EXERCISE DIRECTIONS: Reproduce the records below in full and exactly, without their images.

DATASET RECORDS:
=====

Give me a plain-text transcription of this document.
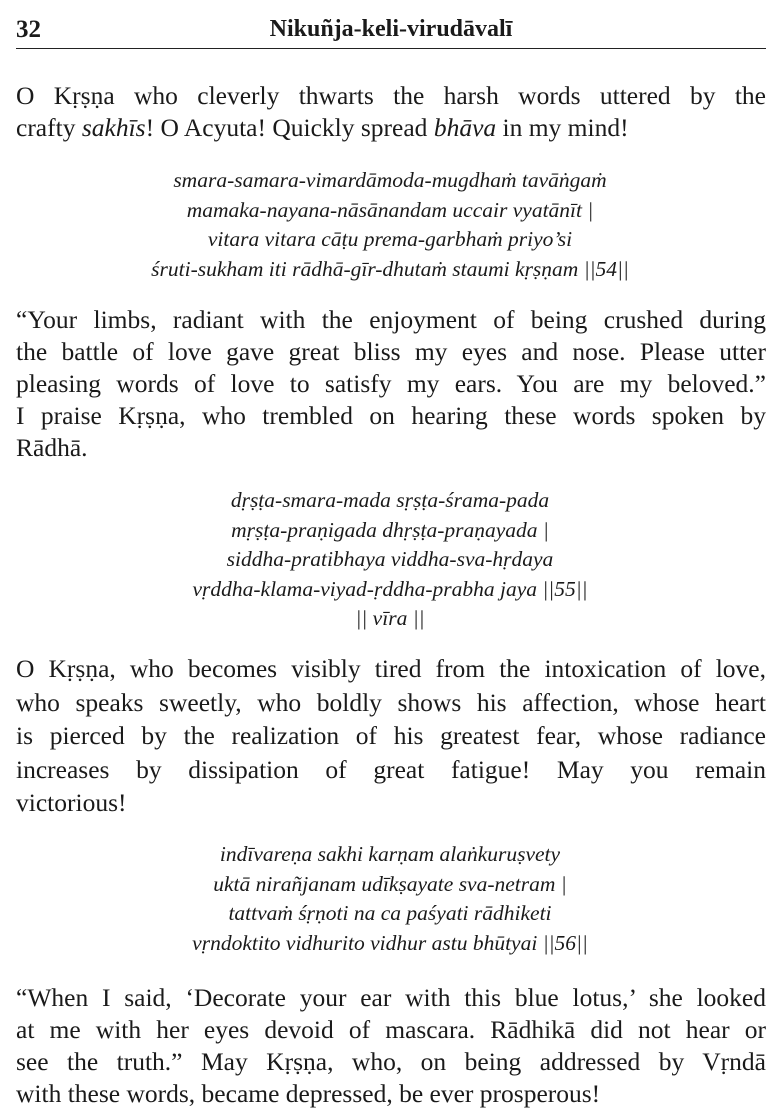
32	Nikuñja-keli-virudāvalī
O Kṛṣṇa who cleverly thwarts the harsh words uttered by the
crafty sakhīs! O Acyuta! Quickly spread bhāva in my mind!
smara-samara-vimardāmoda-mugdhaṁ tavāṅgaṁ
mamaka-nayana-nāsānandam uccair vyatānīt |
vitara vitara cāṭu prema-garbhaṁ priyo’si
śruti-sukham iti rādhā-gīr-dhutaṁ staumi kṛṣṇam ||54||
“Your limbs, radiant with the enjoyment of being crushed during
the battle of love gave great bliss my eyes and nose. Please utter
pleasing words of love to satisfy my ears. You are my beloved.”
I praise Kṛṣṇa, who trembled on hearing these words spoken by
Rādhā.
dṛṣṭa-smara-mada sṛṣṭa-śrama-pada
mṛṣṭa-praṇigada dhṛṣṭa-praṇayada |
siddha-pratibhaya viddha-sva-hṛdaya
vṛddha-klama-viyad-ṛddha-prabha jaya ||55||
|| vīra ||
O Kṛṣṇa, who becomes visibly tired from the intoxication of love,
who speaks sweetly, who boldly shows his affection, whose heart
is pierced by the realization of his greatest fear, whose radiance
increases by dissipation of great fatigue! May you remain
victorious!
indīvareṇa sakhi karṇam alaṅkuruṣvety
uktā nirañjanam udīkṣayate sva-netram |
tattvaṁ śṛṇoti na ca paśyati rādhiketi
vṛndoktito vidhurito vidhur astu bhūtyai ||56||
“When I said, ‘Decorate your ear with this blue lotus,’ she looked
at me with her eyes devoid of mascara. Rādhikā did not hear or
see the truth.” May Kṛṣṇa, who, on being addressed by Vṛndā
with these words, became depressed, be ever prosperous!
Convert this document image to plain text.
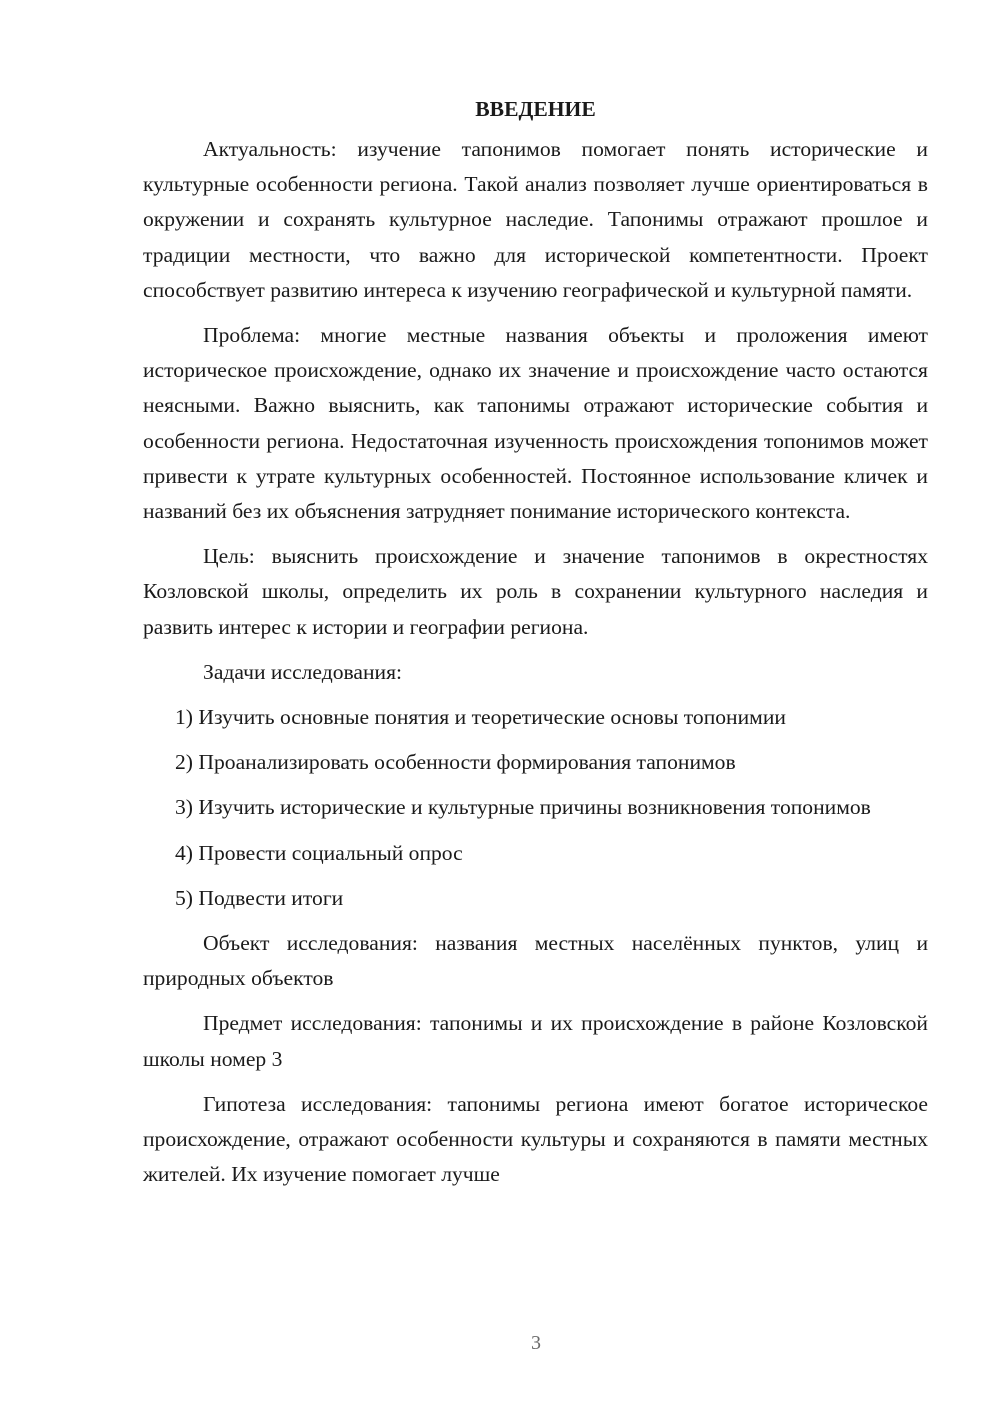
ВВЕДЕНИЕ

Актуальность: изучение тапонимов помогает понять исторические и культурные особенности региона. Такой анализ позволяет лучше ориентироваться в окружении и сохранять культурное наследие. Тапонимы отражают прошлое и традиции местности, что важно для исторической компетентности. Проект способствует развитию интереса к изучению географической и культурной памяти.

Проблема: многие местные названия объекты и проложения имеют историческое происхождение, однако их значение и происхождение часто остаются неясными. Важно выяснить, как тапонимы отражают исторические события и особенности региона. Недостаточная изученность происхождения топонимов может привести к утрате культурных особенностей. Постоянное использование кличек и названий без их объяснения затрудняет понимание исторического контекста.

Цель: выяснить происхождение и значение тапонимов в окрестностях Козловской школы, определить их роль в сохранении культурного наследия и развить интерес к истории и географии региона.

Задачи исследования:

1) Изучить основные понятия и теоретические основы топонимии

2) Проанализировать особенности формирования тапонимов

3) Изучить исторические и культурные причины возникновения топонимов

4) Провести социальный опрос

5) Подвести итоги

Объект исследования: названия местных населённых пунктов, улиц и природных объектов

Предмет исследования: тапонимы и их происхождение в районе Козловской школы номер 3

Гипотеза исследования: тапонимы региона имеют богатое историческое происхождение, отражают особенности культуры и сохраняются в памяти местных жителей. Их изучение помогает лучше

3
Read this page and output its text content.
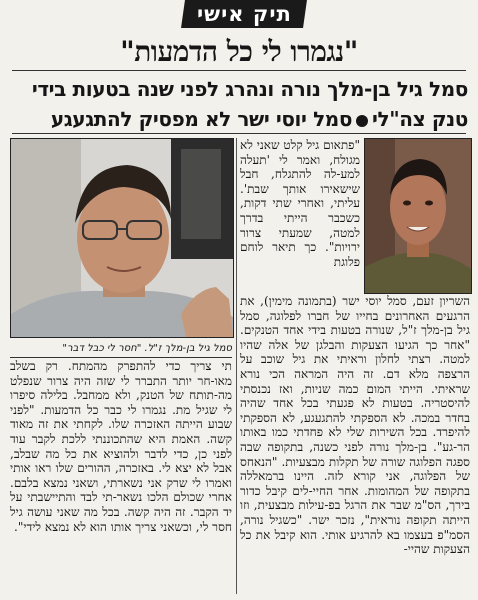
תיק אישי
"נגמרו לי כל הדמעות"
סמל גיל בן-מלך נורה ונהרג לפני שנה בטעות בידי
טנק צה"ליסמל יוסי ישר לא מפסיק להתגעגע
סמל גיל בן-מלך ז"ל. "חסר לי כבל דבר"

"פתאום גיל קלט שאני לא מגולח, ואמר לי 'תעלה למע-לה להתגלח, חבל שישאירו אותך שבת'. עליתי, ואחרי שתי דקות, כשכבר הייתי בדרך למטה, שמעתי צרור ירויות". כך תיאר לוחם פלוגת

השריון זעם, סמל יוסי ישר (בתמונה מימין), את הרגעים האחרונים בחייו של חברו לפלוגה, סמל גיל בן-מלך ז"ל, שנורה בטעות בידי אחד הטנקים. "אחר כך הגיעו הצעקות והבלגן של אלה שהיו למטה. רצתי לחלון וראיתי את גיל שוכב על הרצפה מלא דם. זה היה המראה הכי נורא שראיתי. הייתי המום כמה שניות, ואז נכנסתי להיסטריה. בטעות לא פגעתי בכל אחד שהיה בחדר במכה. לא הספקתי להתגעגע, לא הספקתי להיפרד. בכל השירות שלי לא פחדתי כמו באותו הר-גע". בן-מלך נורה לפני כשנה, בתקופה שבה ספגה הפלוגה שורה של תקלות מבצעיות. "הנאחס של הפלוגה, אני קורא לזה. היינו ברמאללה בתקופה של המהומות. אחר החיי-לים קיבל כדור בירך, הס"מ שבר את הרגל בפ-עילות מבצעית, וזו הייתה תקופה נוראית", נזכר ישר. "כשגיל נורה, הסמ"פ בעצמו בא להרגיע אותי. הוא קיבל את כל הצעקות שהיי-

תי צריך כדי להתפרק מהמתח. רק בשלב מאו-חר יותר התברר לי שזה היה צרור שנפלט מה-תותח של הטנק, ולא ממחבל. בלילה סיפרו לי שגיל מת. נגמרו לי כבר כל הדמעות. "לפני שבוע הייתה האזכרה שלו. לקחתי את זה מאוד קשה. האמת היא שהתכוננתי ללכת לקבר עוד לפני כן, כדי לדבר ולהוציא את כל מה שבלב, אבל לא יצא לי. באזכרה, ההורים שלו ראו אותי ואמרו לי שרק אני נשארתי, ושאני נמצא בלבם. אחרי שכולם הלכו נשאר-תי לבד והתיישבתי על יד הקבר. זה היה קשה. בכל מה שאני עושה גיל חסר לי, וכשאני צריך אותו הוא לא נמצא לידי".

=====

THE SOLUTION:
Give me a plain-text transcription of this document.
32	Nikuñja-keli-virudāvalī
O Kṛṣṇa who cleverly thwarts the harsh words uttered by the
crafty sakhīs! O Acyuta! Quickly spread bhāva in my mind!
smara-samara-vimardāmoda-mugdhaṁ tavāṅgaṁ
mamaka-nayana-nāsānandam uccair vyatānīt |
vitara vitara cāṭu prema-garbhaṁ priyo’si
śruti-sukham iti rādhā-gīr-dhutaṁ staumi kṛṣṇam ||54||
“Your limbs, radiant with the enjoyment of being crushed during
the battle of love gave great bliss my eyes and nose. Please utter
pleasing words of love to satisfy my ears. You are my beloved.”
I praise Kṛṣṇa, who trembled on hearing these words spoken by
Rādhā.
dṛṣṭa-smara-mada sṛṣṭa-śrama-pada
mṛṣṭa-praṇigada dhṛṣṭa-praṇayada |
siddha-pratibhaya viddha-sva-hṛdaya
vṛddha-klama-viyad-ṛddha-prabha jaya ||55||
|| vīra ||
O Kṛṣṇa, who becomes visibly tired from the intoxication of love,
who speaks sweetly, who boldly shows his affection, whose heart
is pierced by the realization of his greatest fear, whose radiance
increases by dissipation of great fatigue! May you remain
victorious!
indīvareṇa sakhi karṇam alaṅkuruṣvety
uktā nirañjanam udīkṣayate sva-netram |
tattvaṁ śṛṇoti na ca paśyati rādhiketi
vṛndoktito vidhurito vidhur astu bhūtyai ||56||
“When I said, ‘Decorate your ear with this blue lotus,’ she looked
at me with her eyes devoid of mascara. Rādhikā did not hear or
see the truth.” May Kṛṣṇa, who, on being addressed by Vṛndā
with these words, became depressed, be ever prosperous!
Convert this document image to plain text.
ВВЕДЕНИЕ

Актуальность: изучение тапонимов помогает понять исторические и культурные особенности региона. Такой анализ позволяет лучше ориентироваться в окружении и сохранять культурное наследие. Тапонимы отражают прошлое и традиции местности, что важно для исторической компетентности. Проект способствует развитию интереса к изучению географической и культурной памяти.

Проблема: многие местные названия объекты и проложения имеют историческое происхождение, однако их значение и происхождение часто остаются неясными. Важно выяснить, как тапонимы отражают исторические события и особенности региона. Недостаточная изученность происхождения топонимов может привести к утрате культурных особенностей. Постоянное использование кличек и названий без их объяснения затрудняет понимание исторического контекста.

Цель: выяснить происхождение и значение тапонимов в окрестностях Козловской школы, определить их роль в сохранении культурного наследия и развить интерес к истории и географии региона.

Задачи исследования:

1) Изучить основные понятия и теоретические основы топонимии

2) Проанализировать особенности формирования тапонимов

3) Изучить исторические и культурные причины возникновения топонимов

4) Провести социальный опрос

5) Подвести итоги

Объект исследования: названия местных населённых пунктов, улиц и природных объектов

Предмет исследования: тапонимы и их происхождение в районе Козловской школы номер 3

Гипотеза исследования: тапонимы региона имеют богатое историческое происхождение, отражают особенности культуры и сохраняются в памяти местных жителей. Их изучение помогает лучше

3
Read this page and output its text content.
תיק אישי
"נגמרו לי כל הדמעות"
סמל גיל בן-מלך נורה ונהרג לפני שנה בטעות בידי
טנק צה"ליסמל יוסי ישר לא מפסיק להתגעגע
סמל גיל בן-מלך ז"ל. "חסר לי כבל דבר"

"פתאום גיל קלט שאני לא מגולח, ואמר לי 'תעלה למע-לה להתגלח, חבל שישאירו אותך שבת'. עליתי, ואחרי שתי דקות, כשכבר הייתי בדרך למטה, שמעתי צרור ירויות". כך תיאר לוחם פלוגת

השריון זעם, סמל יוסי ישר (בתמונה מימין), את הרגעים האחרונים בחייו של חברו לפלוגה, סמל גיל בן-מלך ז"ל, שנורה בטעות בידי אחד הטנקים. "אחר כך הגיעו הצעקות והבלגן של אלה שהיו למטה. רצתי לחלון וראיתי את גיל שוכב על הרצפה מלא דם. זה היה המראה הכי נורא שראיתי. הייתי המום כמה שניות, ואז נכנסתי להיסטריה. בטעות לא פגעתי בכל אחד שהיה בחדר במכה. לא הספקתי להתגעגע, לא הספקתי להיפרד. בכל השירות שלי לא פחדתי כמו באותו הר-גע". בן-מלך נורה לפני כשנה, בתקופה שבה ספגה הפלוגה שורה של תקלות מבצעיות. "הנאחס של הפלוגה, אני קורא לזה. היינו ברמאללה בתקופה של המהומות. אחר החיי-לים קיבל כדור בירך, הס"מ שבר את הרגל בפ-עילות מבצעית, וזו הייתה תקופה נוראית", נזכר ישר. "כשגיל נורה, הסמ"פ בעצמו בא להרגיע אותי. הוא קיבל את כל הצעקות שהיי-

תי צריך כדי להתפרק מהמתח. רק בשלב מאו-חר יותר התברר לי שזה היה צרור שנפלט מה-תותח של הטנק, ולא ממחבל. בלילה סיפרו לי שגיל מת. נגמרו לי כבר כל הדמעות. "לפני שבוע הייתה האזכרה שלו. לקחתי את זה מאוד קשה. האמת היא שהתכוננתי ללכת לקבר עוד לפני כן, כדי לדבר ולהוציא את כל מה שבלב, אבל לא יצא לי. באזכרה, ההורים שלו ראו אותי ואמרו לי שרק אני נשארתי, ושאני נמצא בלבם. אחרי שכולם הלכו נשאר-תי לבד והתיישבתי על יד הקבר. זה היה קשה. בכל מה שאני עושה גיל חסר לי, וכשאני צריך אותו הוא לא נמצא לידי".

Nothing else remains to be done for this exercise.